> [Saved data entries]:

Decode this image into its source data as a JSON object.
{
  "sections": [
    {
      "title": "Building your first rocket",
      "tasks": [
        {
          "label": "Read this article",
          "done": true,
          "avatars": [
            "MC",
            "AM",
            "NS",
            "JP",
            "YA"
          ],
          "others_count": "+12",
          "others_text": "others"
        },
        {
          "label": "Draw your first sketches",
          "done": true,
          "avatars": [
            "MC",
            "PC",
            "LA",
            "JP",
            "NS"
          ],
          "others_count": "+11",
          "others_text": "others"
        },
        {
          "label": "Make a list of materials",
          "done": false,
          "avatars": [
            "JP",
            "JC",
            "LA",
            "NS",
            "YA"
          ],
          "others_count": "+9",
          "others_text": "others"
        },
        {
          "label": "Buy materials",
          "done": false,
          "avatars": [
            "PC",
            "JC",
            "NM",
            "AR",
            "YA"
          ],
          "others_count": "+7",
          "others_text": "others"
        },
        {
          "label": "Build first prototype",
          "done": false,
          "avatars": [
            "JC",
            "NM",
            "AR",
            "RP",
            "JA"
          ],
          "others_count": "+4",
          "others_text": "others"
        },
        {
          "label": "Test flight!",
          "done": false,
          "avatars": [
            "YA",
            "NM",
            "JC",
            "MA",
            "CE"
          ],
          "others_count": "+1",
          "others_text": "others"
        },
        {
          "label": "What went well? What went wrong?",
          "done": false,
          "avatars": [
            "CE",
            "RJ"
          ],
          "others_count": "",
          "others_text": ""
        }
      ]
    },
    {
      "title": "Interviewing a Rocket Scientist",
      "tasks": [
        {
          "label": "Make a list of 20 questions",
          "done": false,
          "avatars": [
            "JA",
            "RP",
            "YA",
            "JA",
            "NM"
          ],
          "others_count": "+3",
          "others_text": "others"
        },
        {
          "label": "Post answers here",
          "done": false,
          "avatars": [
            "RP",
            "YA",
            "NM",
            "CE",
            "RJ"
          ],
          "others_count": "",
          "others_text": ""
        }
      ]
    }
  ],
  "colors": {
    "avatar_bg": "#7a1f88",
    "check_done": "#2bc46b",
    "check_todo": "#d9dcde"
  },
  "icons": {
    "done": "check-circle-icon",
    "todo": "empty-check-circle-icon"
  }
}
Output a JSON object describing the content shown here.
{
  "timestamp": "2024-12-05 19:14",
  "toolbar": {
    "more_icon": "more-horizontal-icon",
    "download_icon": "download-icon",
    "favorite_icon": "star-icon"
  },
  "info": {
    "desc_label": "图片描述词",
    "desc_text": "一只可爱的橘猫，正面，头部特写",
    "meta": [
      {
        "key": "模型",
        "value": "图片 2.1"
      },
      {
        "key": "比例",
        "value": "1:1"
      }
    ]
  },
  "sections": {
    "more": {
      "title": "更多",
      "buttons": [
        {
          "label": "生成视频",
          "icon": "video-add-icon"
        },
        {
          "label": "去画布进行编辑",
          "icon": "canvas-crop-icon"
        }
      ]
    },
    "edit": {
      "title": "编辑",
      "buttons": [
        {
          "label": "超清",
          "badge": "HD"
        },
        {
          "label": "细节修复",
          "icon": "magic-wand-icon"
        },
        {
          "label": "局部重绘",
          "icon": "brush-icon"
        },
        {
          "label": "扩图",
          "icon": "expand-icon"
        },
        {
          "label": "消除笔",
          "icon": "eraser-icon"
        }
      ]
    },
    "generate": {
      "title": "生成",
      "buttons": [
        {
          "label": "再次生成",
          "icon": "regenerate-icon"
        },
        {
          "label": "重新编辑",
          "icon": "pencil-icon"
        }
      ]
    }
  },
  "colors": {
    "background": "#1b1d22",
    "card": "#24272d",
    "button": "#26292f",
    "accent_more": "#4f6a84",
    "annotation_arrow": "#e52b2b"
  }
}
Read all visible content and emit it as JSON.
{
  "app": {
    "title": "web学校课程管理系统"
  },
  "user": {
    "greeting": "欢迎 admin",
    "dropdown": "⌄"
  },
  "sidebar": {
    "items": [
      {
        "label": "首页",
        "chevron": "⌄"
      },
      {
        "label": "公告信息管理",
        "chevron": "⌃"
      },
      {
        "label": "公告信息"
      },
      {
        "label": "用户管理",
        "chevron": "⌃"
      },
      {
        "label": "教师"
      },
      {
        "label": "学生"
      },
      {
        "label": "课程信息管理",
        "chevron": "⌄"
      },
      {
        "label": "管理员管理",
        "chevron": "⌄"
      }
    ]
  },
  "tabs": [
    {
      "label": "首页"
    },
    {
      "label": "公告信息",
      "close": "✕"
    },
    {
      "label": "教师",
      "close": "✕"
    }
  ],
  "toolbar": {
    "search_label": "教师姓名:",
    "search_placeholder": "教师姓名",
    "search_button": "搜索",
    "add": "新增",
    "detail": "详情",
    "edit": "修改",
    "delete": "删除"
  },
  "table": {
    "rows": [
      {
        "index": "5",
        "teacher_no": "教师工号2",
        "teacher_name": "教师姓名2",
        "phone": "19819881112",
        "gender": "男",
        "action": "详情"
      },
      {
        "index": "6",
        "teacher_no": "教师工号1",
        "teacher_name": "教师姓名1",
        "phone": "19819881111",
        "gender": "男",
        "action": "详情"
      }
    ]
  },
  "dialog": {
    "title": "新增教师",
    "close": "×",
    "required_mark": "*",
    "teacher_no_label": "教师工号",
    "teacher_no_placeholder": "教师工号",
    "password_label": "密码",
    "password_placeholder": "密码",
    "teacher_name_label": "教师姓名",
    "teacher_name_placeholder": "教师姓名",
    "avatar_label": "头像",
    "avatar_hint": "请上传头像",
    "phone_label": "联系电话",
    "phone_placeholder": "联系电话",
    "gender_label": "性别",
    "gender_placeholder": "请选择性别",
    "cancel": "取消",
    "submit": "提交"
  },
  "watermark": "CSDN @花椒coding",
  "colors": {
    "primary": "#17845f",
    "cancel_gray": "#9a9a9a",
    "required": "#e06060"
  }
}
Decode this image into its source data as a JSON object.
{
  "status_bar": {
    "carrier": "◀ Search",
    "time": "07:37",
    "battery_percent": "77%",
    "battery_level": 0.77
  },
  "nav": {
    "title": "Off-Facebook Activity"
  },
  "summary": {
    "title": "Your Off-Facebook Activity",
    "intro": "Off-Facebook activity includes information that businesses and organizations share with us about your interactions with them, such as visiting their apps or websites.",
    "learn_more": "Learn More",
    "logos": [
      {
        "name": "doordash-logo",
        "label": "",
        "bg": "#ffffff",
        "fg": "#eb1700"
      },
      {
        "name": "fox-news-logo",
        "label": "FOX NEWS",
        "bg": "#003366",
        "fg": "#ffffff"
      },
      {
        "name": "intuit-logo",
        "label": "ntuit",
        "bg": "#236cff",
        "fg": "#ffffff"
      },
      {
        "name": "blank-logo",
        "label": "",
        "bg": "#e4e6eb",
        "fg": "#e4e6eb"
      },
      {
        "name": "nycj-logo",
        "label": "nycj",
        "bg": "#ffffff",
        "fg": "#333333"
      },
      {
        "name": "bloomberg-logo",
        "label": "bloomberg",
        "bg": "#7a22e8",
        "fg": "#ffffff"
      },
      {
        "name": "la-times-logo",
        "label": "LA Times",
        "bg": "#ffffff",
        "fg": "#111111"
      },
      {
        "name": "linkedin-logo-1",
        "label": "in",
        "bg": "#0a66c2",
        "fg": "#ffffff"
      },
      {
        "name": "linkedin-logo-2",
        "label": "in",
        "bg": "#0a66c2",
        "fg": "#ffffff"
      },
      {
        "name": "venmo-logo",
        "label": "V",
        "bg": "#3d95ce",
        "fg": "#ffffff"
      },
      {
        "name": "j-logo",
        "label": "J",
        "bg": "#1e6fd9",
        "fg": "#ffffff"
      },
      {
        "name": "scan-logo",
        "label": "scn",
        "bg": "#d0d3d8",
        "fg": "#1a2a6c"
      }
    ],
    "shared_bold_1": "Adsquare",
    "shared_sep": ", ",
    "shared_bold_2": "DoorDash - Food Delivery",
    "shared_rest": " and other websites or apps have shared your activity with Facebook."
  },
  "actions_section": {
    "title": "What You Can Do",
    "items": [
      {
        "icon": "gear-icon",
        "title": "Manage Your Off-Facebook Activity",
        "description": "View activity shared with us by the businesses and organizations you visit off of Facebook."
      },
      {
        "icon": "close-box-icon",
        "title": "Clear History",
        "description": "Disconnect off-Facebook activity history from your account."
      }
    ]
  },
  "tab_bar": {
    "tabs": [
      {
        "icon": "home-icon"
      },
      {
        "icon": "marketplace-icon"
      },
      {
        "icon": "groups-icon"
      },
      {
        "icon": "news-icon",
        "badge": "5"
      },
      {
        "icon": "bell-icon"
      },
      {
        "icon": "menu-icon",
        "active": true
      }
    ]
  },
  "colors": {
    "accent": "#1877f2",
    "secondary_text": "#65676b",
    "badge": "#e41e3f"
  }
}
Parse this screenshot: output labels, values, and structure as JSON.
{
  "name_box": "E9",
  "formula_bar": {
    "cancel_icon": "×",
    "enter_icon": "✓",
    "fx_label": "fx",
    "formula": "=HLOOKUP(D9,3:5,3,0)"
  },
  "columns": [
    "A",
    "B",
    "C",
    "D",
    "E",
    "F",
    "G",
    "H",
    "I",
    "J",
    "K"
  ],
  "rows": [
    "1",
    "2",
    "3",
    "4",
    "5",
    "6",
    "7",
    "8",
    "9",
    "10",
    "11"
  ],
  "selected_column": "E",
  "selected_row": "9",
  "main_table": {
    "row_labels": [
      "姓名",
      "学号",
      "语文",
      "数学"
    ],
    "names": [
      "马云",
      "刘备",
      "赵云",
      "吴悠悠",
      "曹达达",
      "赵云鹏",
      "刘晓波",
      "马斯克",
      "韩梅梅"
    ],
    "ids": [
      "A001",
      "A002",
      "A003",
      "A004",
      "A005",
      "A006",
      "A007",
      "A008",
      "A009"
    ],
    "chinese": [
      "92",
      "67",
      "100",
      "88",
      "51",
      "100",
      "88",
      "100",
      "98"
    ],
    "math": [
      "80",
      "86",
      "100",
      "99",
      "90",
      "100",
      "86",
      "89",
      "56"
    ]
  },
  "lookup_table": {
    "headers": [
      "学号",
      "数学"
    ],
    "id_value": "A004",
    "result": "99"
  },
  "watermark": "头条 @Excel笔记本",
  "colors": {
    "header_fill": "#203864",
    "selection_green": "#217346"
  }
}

> [EXERCISE INSTRUCTIONS]: State how many lines include the string "materials". Give no other information.

> [OUTPUT BELOW]: 2